STATED EXERCISE: Give all the lines below again, exactly, with no pictures.

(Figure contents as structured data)
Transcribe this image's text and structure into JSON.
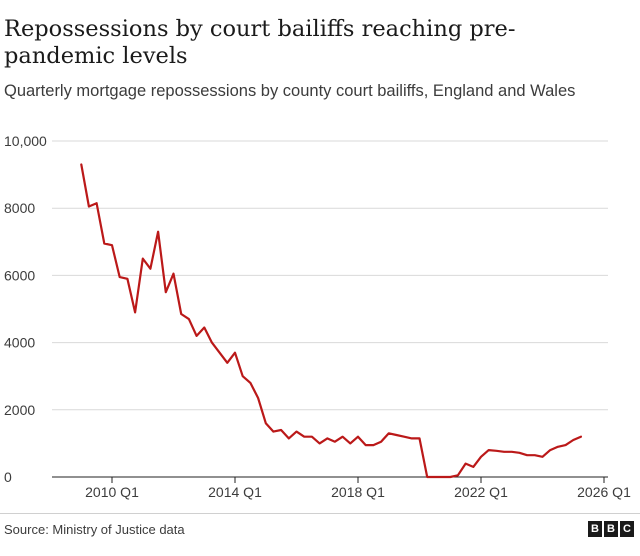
{
  "title": "Repossessions by court bailiffs reaching pre-pandemic levels",
  "subtitle": "Quarterly mortgage repossessions by county court bailiffs, England and Wales",
  "source": "Source: Ministry of Justice data",
  "logo_letters": [
    "B",
    "B",
    "C"
  ],
  "colors": {
    "line": "#bb1919",
    "grid": "#d9d9d9",
    "axis": "#222222"
  },
  "chart_data": {
    "type": "line",
    "title": "Repossessions by court bailiffs reaching pre-pandemic levels",
    "subtitle": "Quarterly mortgage repossessions by county court bailiffs, England and Wales",
    "xlabel": "",
    "ylabel": "",
    "ylim": [
      0,
      10000
    ],
    "y_ticks": [
      0,
      2000,
      4000,
      6000,
      8000,
      10000
    ],
    "y_tick_labels": [
      "0",
      "2000",
      "4000",
      "6000",
      "8000",
      "10,000"
    ],
    "x_ticks": [
      "2010 Q1",
      "2014 Q1",
      "2018 Q1",
      "2022 Q1",
      "2026 Q1"
    ],
    "grid": "horizontal",
    "series": [
      {
        "x": [
          "2009 Q1",
          "2009 Q2",
          "2009 Q3",
          "2009 Q4",
          "2010 Q1",
          "2010 Q2",
          "2010 Q3",
          "2010 Q4",
          "2011 Q1",
          "2011 Q2",
          "2011 Q3",
          "2011 Q4",
          "2012 Q1",
          "2012 Q2",
          "2012 Q3",
          "2012 Q4",
          "2013 Q1",
          "2013 Q2",
          "2013 Q3",
          "2013 Q4",
          "2014 Q1",
          "2014 Q2",
          "2014 Q3",
          "2014 Q4",
          "2015 Q1",
          "2015 Q2",
          "2015 Q3",
          "2015 Q4",
          "2016 Q1",
          "2016 Q2",
          "2016 Q3",
          "2016 Q4",
          "2017 Q1",
          "2017 Q2",
          "2017 Q3",
          "2017 Q4",
          "2018 Q1",
          "2018 Q2",
          "2018 Q3",
          "2018 Q4",
          "2019 Q1",
          "2019 Q2",
          "2019 Q3",
          "2019 Q4",
          "2020 Q1",
          "2020 Q2",
          "2020 Q3",
          "2020 Q4",
          "2021 Q1",
          "2021 Q2",
          "2021 Q3",
          "2021 Q4",
          "2022 Q1",
          "2022 Q2",
          "2022 Q3",
          "2022 Q4",
          "2023 Q1",
          "2023 Q2",
          "2023 Q3",
          "2023 Q4",
          "2024 Q1",
          "2024 Q2",
          "2024 Q3",
          "2024 Q4",
          "2025 Q1",
          "2025 Q2"
        ],
        "values": [
          9300,
          8050,
          8150,
          6950,
          6900,
          5950,
          5900,
          4900,
          6500,
          6200,
          7300,
          5500,
          6050,
          4850,
          4700,
          4200,
          4450,
          4000,
          3700,
          3400,
          3700,
          3000,
          2800,
          2350,
          1600,
          1350,
          1400,
          1150,
          1350,
          1200,
          1200,
          1000,
          1150,
          1050,
          1200,
          1000,
          1200,
          950,
          950,
          1050,
          1300,
          1250,
          1200,
          1150,
          1150,
          0,
          0,
          0,
          0,
          50,
          400,
          300,
          600,
          800,
          780,
          750,
          750,
          720,
          650,
          650,
          600,
          800,
          900,
          950,
          1100,
          1200
        ]
      }
    ]
  }
}
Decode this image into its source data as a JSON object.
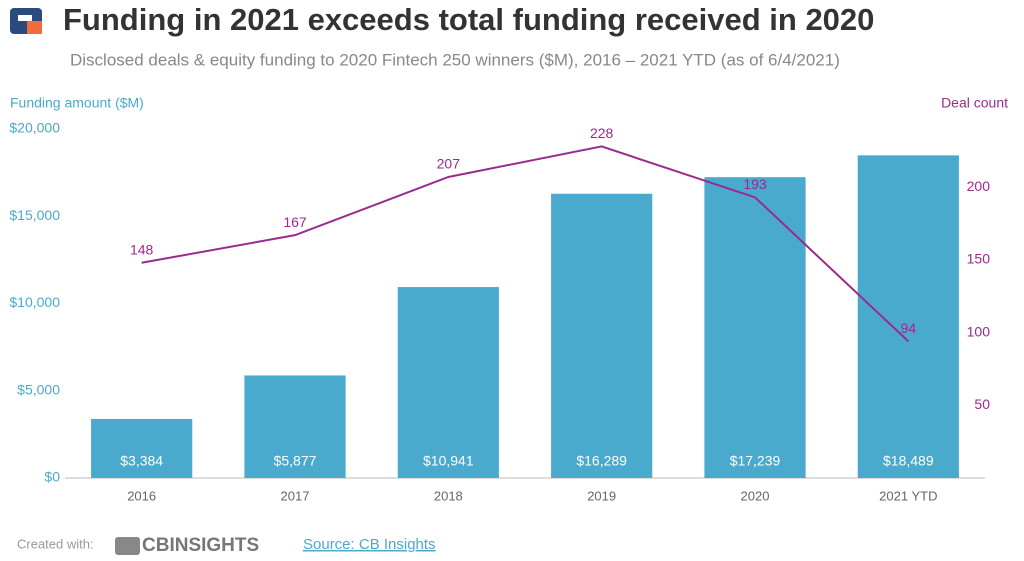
{
  "chart_data": {
    "type": "bar",
    "title": "Funding in 2021 exceeds total funding received in 2020",
    "subtitle": "Disclosed deals & equity funding to 2020 Fintech 250 winners ($M), 2016 – 2021 YTD (as of 6/4/2021)",
    "y_label": "Funding amount ($M)",
    "y2_label": "Deal count",
    "categories": [
      "2016",
      "2017",
      "2018",
      "2019",
      "2020",
      "2021 YTD"
    ],
    "series": [
      {
        "name": "Funding amount ($M)",
        "type": "bar",
        "color": "#4aaacd",
        "values": [
          3384,
          5877,
          10941,
          16289,
          17239,
          18489
        ],
        "value_labels": [
          "$3,384",
          "$5,877",
          "$10,941",
          "$16,289",
          "$17,239",
          "$18,489"
        ]
      },
      {
        "name": "Deal count",
        "type": "line",
        "axis": "y2",
        "color": "#9c2a8e",
        "values": [
          148,
          167,
          207,
          228,
          193,
          94
        ]
      }
    ],
    "ylim": [
      0,
      20000
    ],
    "yticks": [
      {
        "value": 0,
        "label": "$0"
      },
      {
        "value": 5000,
        "label": "$5,000"
      },
      {
        "value": 10000,
        "label": "$10,000"
      },
      {
        "value": 15000,
        "label": "$15,000"
      },
      {
        "value": 20000,
        "label": "$20,000"
      }
    ],
    "y2lim": [
      0,
      240
    ],
    "y2ticks": [
      50,
      100,
      150,
      200
    ],
    "grid": false
  },
  "footer": {
    "created_with": "Created with:",
    "brand": "CBINSIGHTS",
    "source": "Source: CB Insights"
  }
}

COMPLETED TASK:
Transcribe this image's text and structure into JSON.
{
  "title": "Repossessions by court bailiffs reaching pre-pandemic levels",
  "subtitle": "Quarterly mortgage repossessions by county court bailiffs, England and Wales",
  "source": "Source: Ministry of Justice data",
  "logo_letters": [
    "B",
    "B",
    "C"
  ],
  "colors": {
    "line": "#bb1919",
    "grid": "#d9d9d9",
    "axis": "#222222"
  },
  "chart_data": {
    "type": "line",
    "title": "Repossessions by court bailiffs reaching pre-pandemic levels",
    "subtitle": "Quarterly mortgage repossessions by county court bailiffs, England and Wales",
    "xlabel": "",
    "ylabel": "",
    "ylim": [
      0,
      10000
    ],
    "y_ticks": [
      0,
      2000,
      4000,
      6000,
      8000,
      10000
    ],
    "y_tick_labels": [
      "0",
      "2000",
      "4000",
      "6000",
      "8000",
      "10,000"
    ],
    "x_ticks": [
      "2010 Q1",
      "2014 Q1",
      "2018 Q1",
      "2022 Q1",
      "2026 Q1"
    ],
    "grid": "horizontal",
    "series": [
      {
        "x": [
          "2009 Q1",
          "2009 Q2",
          "2009 Q3",
          "2009 Q4",
          "2010 Q1",
          "2010 Q2",
          "2010 Q3",
          "2010 Q4",
          "2011 Q1",
          "2011 Q2",
          "2011 Q3",
          "2011 Q4",
          "2012 Q1",
          "2012 Q2",
          "2012 Q3",
          "2012 Q4",
          "2013 Q1",
          "2013 Q2",
          "2013 Q3",
          "2013 Q4",
          "2014 Q1",
          "2014 Q2",
          "2014 Q3",
          "2014 Q4",
          "2015 Q1",
          "2015 Q2",
          "2015 Q3",
          "2015 Q4",
          "2016 Q1",
          "2016 Q2",
          "2016 Q3",
          "2016 Q4",
          "2017 Q1",
          "2017 Q2",
          "2017 Q3",
          "2017 Q4",
          "2018 Q1",
          "2018 Q2",
          "2018 Q3",
          "2018 Q4",
          "2019 Q1",
          "2019 Q2",
          "2019 Q3",
          "2019 Q4",
          "2020 Q1",
          "2020 Q2",
          "2020 Q3",
          "2020 Q4",
          "2021 Q1",
          "2021 Q2",
          "2021 Q3",
          "2021 Q4",
          "2022 Q1",
          "2022 Q2",
          "2022 Q3",
          "2022 Q4",
          "2023 Q1",
          "2023 Q2",
          "2023 Q3",
          "2023 Q4",
          "2024 Q1",
          "2024 Q2",
          "2024 Q3",
          "2024 Q4",
          "2025 Q1",
          "2025 Q2"
        ],
        "values": [
          9300,
          8050,
          8150,
          6950,
          6900,
          5950,
          5900,
          4900,
          6500,
          6200,
          7300,
          5500,
          6050,
          4850,
          4700,
          4200,
          4450,
          4000,
          3700,
          3400,
          3700,
          3000,
          2800,
          2350,
          1600,
          1350,
          1400,
          1150,
          1350,
          1200,
          1200,
          1000,
          1150,
          1050,
          1200,
          1000,
          1200,
          950,
          950,
          1050,
          1300,
          1250,
          1200,
          1150,
          1150,
          0,
          0,
          0,
          0,
          50,
          400,
          300,
          600,
          800,
          780,
          750,
          750,
          720,
          650,
          650,
          600,
          800,
          900,
          950,
          1100,
          1200
        ]
      }
    ]
  }
}
Decode this image into its source data as a JSON object.
{
  "chart_data": {
    "type": "bar",
    "title": "Funding in 2021 exceeds total funding received in 2020",
    "subtitle": "Disclosed deals & equity funding to 2020 Fintech 250 winners ($M), 2016 – 2021 YTD (as of 6/4/2021)",
    "y_label": "Funding amount ($M)",
    "y2_label": "Deal count",
    "categories": [
      "2016",
      "2017",
      "2018",
      "2019",
      "2020",
      "2021 YTD"
    ],
    "series": [
      {
        "name": "Funding amount ($M)",
        "type": "bar",
        "color": "#4aaacd",
        "values": [
          3384,
          5877,
          10941,
          16289,
          17239,
          18489
        ],
        "value_labels": [
          "$3,384",
          "$5,877",
          "$10,941",
          "$16,289",
          "$17,239",
          "$18,489"
        ]
      },
      {
        "name": "Deal count",
        "type": "line",
        "axis": "y2",
        "color": "#9c2a8e",
        "values": [
          148,
          167,
          207,
          228,
          193,
          94
        ]
      }
    ],
    "ylim": [
      0,
      20000
    ],
    "yticks": [
      {
        "value": 0,
        "label": "$0"
      },
      {
        "value": 5000,
        "label": "$5,000"
      },
      {
        "value": 10000,
        "label": "$10,000"
      },
      {
        "value": 15000,
        "label": "$15,000"
      },
      {
        "value": 20000,
        "label": "$20,000"
      }
    ],
    "y2lim": [
      0,
      240
    ],
    "y2ticks": [
      50,
      100,
      150,
      200
    ],
    "grid": false
  },
  "footer": {
    "created_with": "Created with:",
    "brand": "CBINSIGHTS",
    "source": "Source: CB Insights"
  }
}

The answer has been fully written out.